» WHAT YOU HAVE TO DO:
Print the entries below in their entirety, exactly as they are written.

» RECORD EXCERPTS:
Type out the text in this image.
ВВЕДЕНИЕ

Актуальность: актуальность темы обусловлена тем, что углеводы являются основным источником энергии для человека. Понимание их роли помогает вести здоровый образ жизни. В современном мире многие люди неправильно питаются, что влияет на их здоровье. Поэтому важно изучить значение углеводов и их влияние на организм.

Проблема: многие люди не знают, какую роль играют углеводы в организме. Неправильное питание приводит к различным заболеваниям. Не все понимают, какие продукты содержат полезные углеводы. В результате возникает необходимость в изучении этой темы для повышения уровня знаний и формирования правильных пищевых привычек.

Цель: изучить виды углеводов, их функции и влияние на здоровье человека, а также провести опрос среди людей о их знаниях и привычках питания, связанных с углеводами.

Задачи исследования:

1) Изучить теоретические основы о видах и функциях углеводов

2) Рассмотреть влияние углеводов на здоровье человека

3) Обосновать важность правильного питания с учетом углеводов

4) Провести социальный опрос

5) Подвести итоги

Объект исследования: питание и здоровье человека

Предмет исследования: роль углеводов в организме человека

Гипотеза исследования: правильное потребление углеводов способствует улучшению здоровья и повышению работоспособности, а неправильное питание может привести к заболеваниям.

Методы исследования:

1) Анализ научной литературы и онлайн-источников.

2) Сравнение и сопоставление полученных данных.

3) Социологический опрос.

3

» RESULT FOR THIS TASK:
Type out the text in this image.
ВВЕДЕНИЕ

Актуальность: актуальность темы обусловлена тем, что углеводы являются основным источником энергии для человека. Понимание их роли помогает вести здоровый образ жизни. В современном мире многие люди неправильно питаются, что влияет на их здоровье. Поэтому важно изучить значение углеводов и их влияние на организм.

Проблема: многие люди не знают, какую роль играют углеводы в организме. Неправильное питание приводит к различным заболеваниям. Не все понимают, какие продукты содержат полезные углеводы. В результате возникает необходимость в изучении этой темы для повышения уровня знаний и формирования правильных пищевых привычек.

Цель: изучить виды углеводов, их функции и влияние на здоровье человека, а также провести опрос среди людей о их знаниях и привычках питания, связанных с углеводами.

Задачи исследования:

1) Изучить теоретические основы о видах и функциях углеводов

2) Рассмотреть влияние углеводов на здоровье человека

3) Обосновать важность правильного питания с учетом углеводов

4) Провести социальный опрос

5) Подвести итоги

Объект исследования: питание и здоровье человека

Предмет исследования: роль углеводов в организме человека

Гипотеза исследования: правильное потребление углеводов способствует улучшению здоровья и повышению работоспособности, а неправильное питание может привести к заболеваниям.

Методы исследования:

1) Анализ научной литературы и онлайн-источников.

2) Сравнение и сопоставление полученных данных.

3) Социологический опрос.

3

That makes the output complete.